• _EXERCISE DIRECTIONS_:
Pull out each line of the records holding the string "print".

---------- EXTRACTED MATERIAL

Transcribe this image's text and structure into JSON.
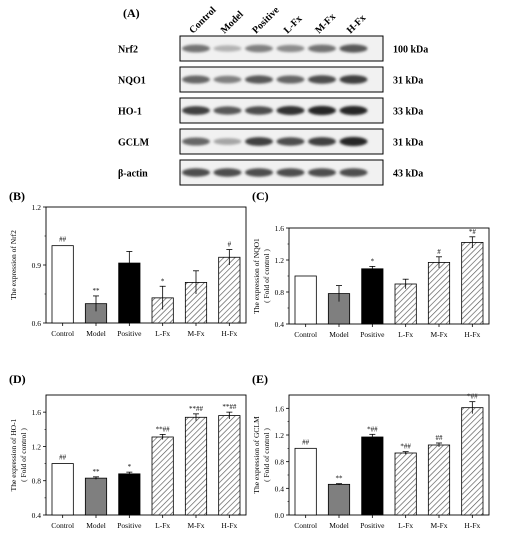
{
  "panelA": {
    "label": "(A)",
    "lanes": [
      "Control",
      "Model",
      "Positive",
      "L-Fx",
      "M-Fx",
      "H-Fx"
    ],
    "bands": [
      {
        "name": "Nrf2",
        "size": "100 kDa",
        "intensity": [
          0.55,
          0.3,
          0.5,
          0.45,
          0.55,
          0.65
        ]
      },
      {
        "name": "NQO1",
        "size": "31 kDa",
        "intensity": [
          0.6,
          0.5,
          0.65,
          0.6,
          0.7,
          0.75
        ]
      },
      {
        "name": "HO-1",
        "size": "33 kDa",
        "intensity": [
          0.75,
          0.65,
          0.7,
          0.8,
          0.85,
          0.85
        ]
      },
      {
        "name": "GCLM",
        "size": "31 kDa",
        "intensity": [
          0.6,
          0.35,
          0.75,
          0.7,
          0.75,
          0.85
        ]
      },
      {
        "name": "β-actin",
        "size": "43 kDa",
        "intensity": [
          0.7,
          0.7,
          0.7,
          0.7,
          0.7,
          0.7
        ]
      }
    ]
  },
  "chart_data": [
    {
      "panel": "(B)",
      "type": "bar",
      "categories": [
        "Control",
        "Model",
        "Positive",
        "L-Fx",
        "M-Fx",
        "H-Fx"
      ],
      "values": [
        1.0,
        0.7,
        0.91,
        0.73,
        0.81,
        0.94
      ],
      "errors": [
        0,
        0.04,
        0.06,
        0.06,
        0.06,
        0.04
      ],
      "annotations": [
        "##",
        "**",
        "",
        "*",
        "",
        "#"
      ],
      "ylabel": "The expression of Nrf2",
      "ylabel2": "",
      "ylim": [
        0.6,
        1.2
      ],
      "yticks": [
        "0.6",
        "0.9",
        "1.2"
      ]
    },
    {
      "panel": "(C)",
      "type": "bar",
      "categories": [
        "Control",
        "Model",
        "Positive",
        "L-Fx",
        "M-Fx",
        "H-Fx"
      ],
      "values": [
        1.0,
        0.78,
        1.09,
        0.9,
        1.17,
        1.42
      ],
      "errors": [
        0,
        0.1,
        0.03,
        0.06,
        0.07,
        0.07
      ],
      "annotations": [
        "",
        "",
        "*",
        "",
        "#",
        "*#"
      ],
      "ylabel": "The expression of NQO1",
      "ylabel2": "( Fold of control )",
      "ylim": [
        0.4,
        1.6
      ],
      "yticks": [
        "0.4",
        "0.8",
        "1.2",
        "1.6"
      ]
    },
    {
      "panel": "(D)",
      "type": "bar",
      "categories": [
        "Control",
        "Model",
        "Positive",
        "L-Fx",
        "M-Fx",
        "H-Fx"
      ],
      "values": [
        1.0,
        0.83,
        0.88,
        1.31,
        1.54,
        1.56
      ],
      "errors": [
        0,
        0.015,
        0.02,
        0.03,
        0.04,
        0.04
      ],
      "annotations": [
        "##",
        "**",
        "*",
        "**##",
        "**##",
        "**##"
      ],
      "ylabel": "The expression of HO-1",
      "ylabel2": "( Fold of control )",
      "ylim": [
        0.4,
        1.8
      ],
      "yticks": [
        "0.4",
        "0.8",
        "1.2",
        "1.6"
      ]
    },
    {
      "panel": "(E)",
      "type": "bar",
      "categories": [
        "Control",
        "Model",
        "Positive",
        "L-Fx",
        "M-Fx",
        "H-Fx"
      ],
      "values": [
        1.0,
        0.46,
        1.17,
        0.93,
        1.05,
        1.61
      ],
      "errors": [
        0,
        0.01,
        0.04,
        0.02,
        0.03,
        0.09
      ],
      "annotations": [
        "##",
        "**",
        "*##",
        "*##",
        "##",
        "*##"
      ],
      "ylabel": "The expression of GCLM",
      "ylabel2": "( Fold of control )",
      "ylim": [
        0.0,
        1.8
      ],
      "yticks": [
        "0.0",
        "0.4",
        "0.8",
        "1.2",
        "1.6"
      ]
    }
  ],
  "bar_fills": [
    "white",
    "#7f7f7f",
    "#000000",
    "hatch",
    "hatch",
    "hatch"
  ]
}
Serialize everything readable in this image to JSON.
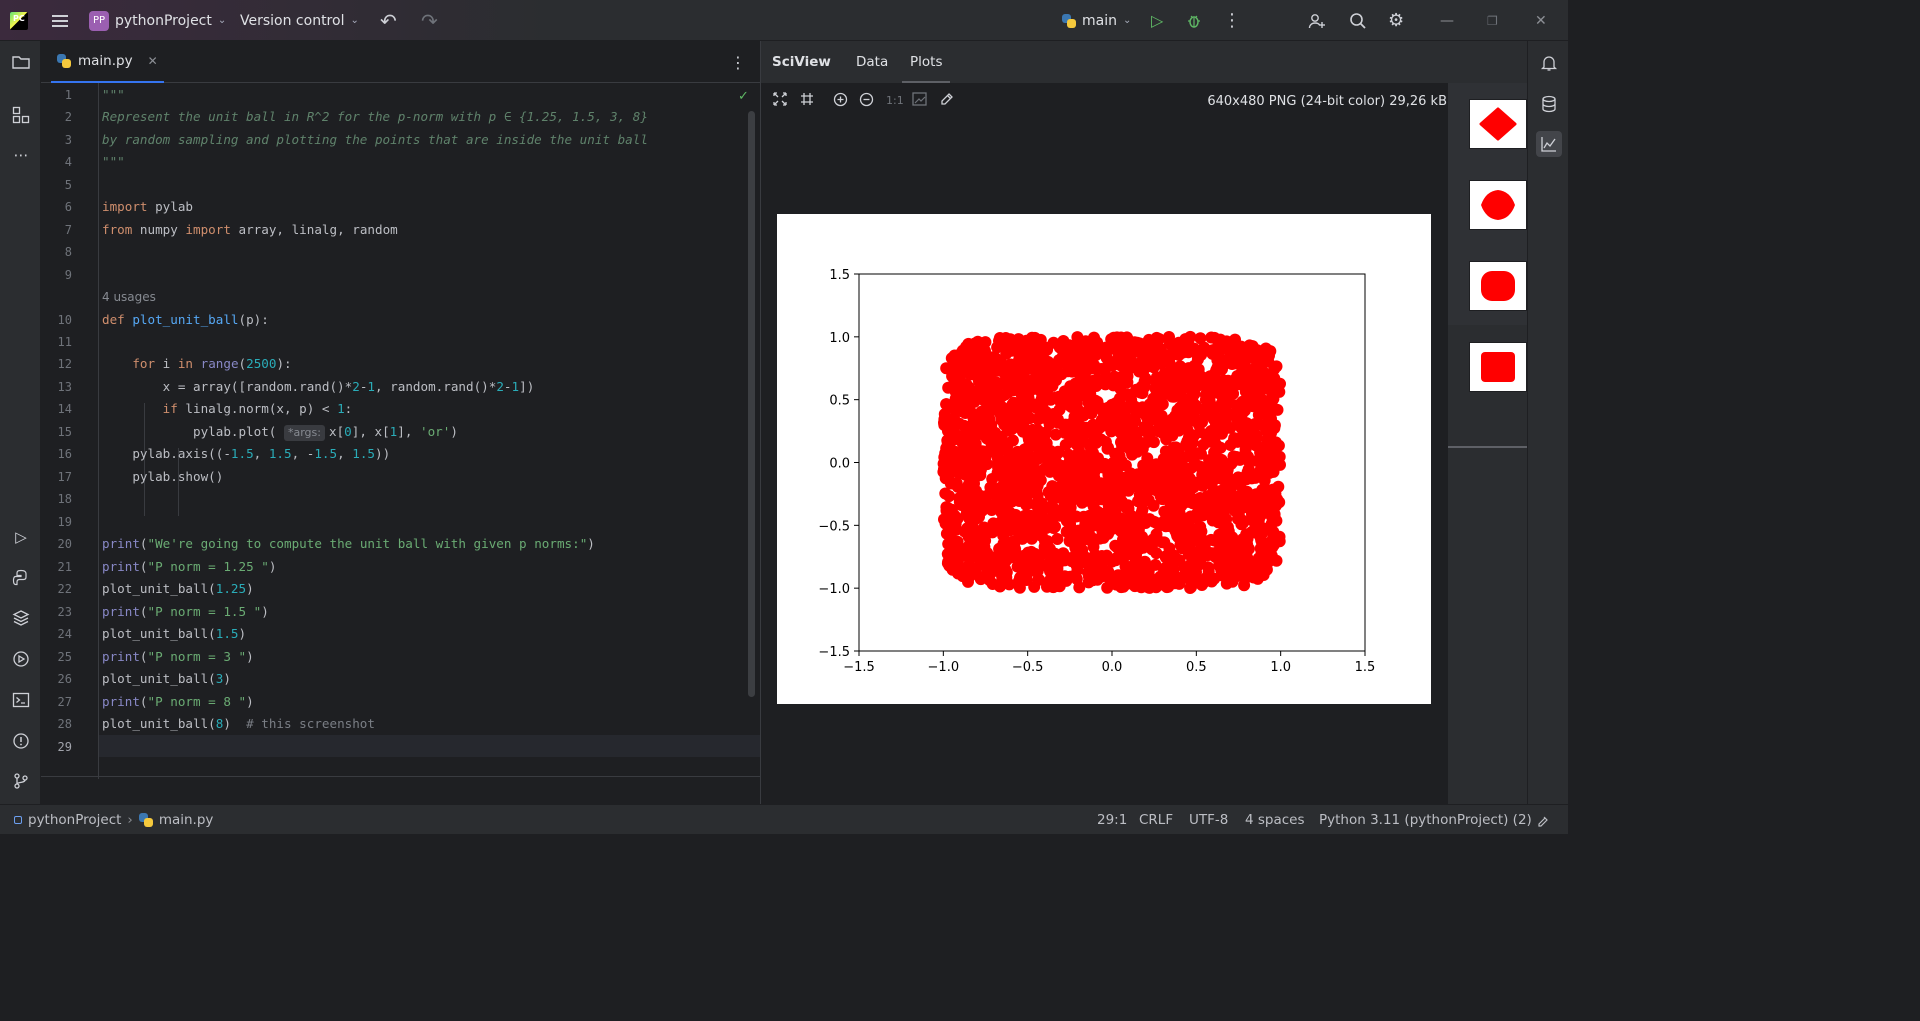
{
  "titlebar": {
    "project_badge": "PP",
    "project_name": "pythonProject",
    "vcs_label": "Version control",
    "branch": "main"
  },
  "editor": {
    "tab_label": "main.py",
    "usages_label": "4 usages",
    "param_hint": "*args:",
    "line_numbers": [
      "1",
      "2",
      "3",
      "4",
      "5",
      "6",
      "7",
      "8",
      "9",
      "10",
      "11",
      "12",
      "13",
      "14",
      "15",
      "16",
      "17",
      "18",
      "19",
      "20",
      "21",
      "22",
      "23",
      "24",
      "25",
      "26",
      "27",
      "28",
      "29"
    ],
    "lines": {
      "l1": "\"\"\"",
      "l2": "Represent the unit ball in R^2 for the p-norm with p ∈ {1.25, 1.5, 3, 8}",
      "l3": "by random sampling and plotting the points that are inside the unit ball",
      "l4": "\"\"\"",
      "l6": "import pylab",
      "l7": "from numpy import array, linalg, random",
      "l10": "def plot_unit_ball(p):",
      "l12": "    for i in range(2500):",
      "l13": "        x = array([random.rand()*2-1, random.rand()*2-1])",
      "l14": "            if linalg.norm(x, p) < 1:",
      "l15": "                pylab.plot( *args: x[0], x[1], 'or')",
      "l16": "    pylab.axis((-1.5, 1.5, -1.5, 1.5))",
      "l17": "    pylab.show()",
      "l20": "print(\"We're going to compute the unit ball with given p norms:\")",
      "l21": "print(\"P norm = 1.25 \")",
      "l22": "plot_unit_ball(1.25)",
      "l23": "print(\"P norm = 1.5 \")",
      "l24": "plot_unit_ball(1.5)",
      "l25": "print(\"P norm = 3 \")",
      "l26": "plot_unit_ball(3)",
      "l27": "print(\"P norm = 8 \")",
      "l28": "plot_unit_ball(8)  # this screenshot"
    }
  },
  "sciview": {
    "title": "SciView",
    "tabs": [
      "Data",
      "Plots"
    ],
    "active_tab": "Plots",
    "zoom_actual_label": "1:1",
    "image_info": "640x480 PNG (24-bit color) 29,26 kB"
  },
  "statusbar": {
    "project": "pythonProject",
    "file": "main.py",
    "position": "29:1",
    "line_separator": "CRLF",
    "encoding": "UTF-8",
    "indent": "4 spaces",
    "interpreter": "Python 3.11 (pythonProject) (2)"
  },
  "colors": {
    "accent": "#3574f0",
    "run_green": "#5fb865",
    "marker_red": "#ff0000"
  },
  "chart_data": {
    "type": "scatter",
    "title": "",
    "xlabel": "",
    "ylabel": "",
    "xlim": [
      -1.5,
      1.5
    ],
    "ylim": [
      -1.5,
      1.5
    ],
    "xticks": [
      "−1.5",
      "−1.0",
      "−0.5",
      "0.0",
      "0.5",
      "1.0",
      "1.5"
    ],
    "yticks": [
      "−1.5",
      "−1.0",
      "−0.5",
      "0.0",
      "0.5",
      "1.0",
      "1.5"
    ],
    "series": [
      {
        "marker": "o",
        "color": "#ff0000",
        "sampling": "uniform random points in [-1,1]^2 with ||x||_8 < 1",
        "p": 8,
        "n_samples": 2500
      }
    ],
    "grid": false
  }
}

--------------------

• _WORKED ANSWER_:
      "l20": "print(\"We're going to compute the unit ball with given p norms:\")",
      "l21": "print(\"P norm = 1.25 \")",
      "l23": "print(\"P norm = 1.5 \")",
      "l25": "print(\"P norm = 3 \")",
      "l27": "print(\"P norm = 8 \")",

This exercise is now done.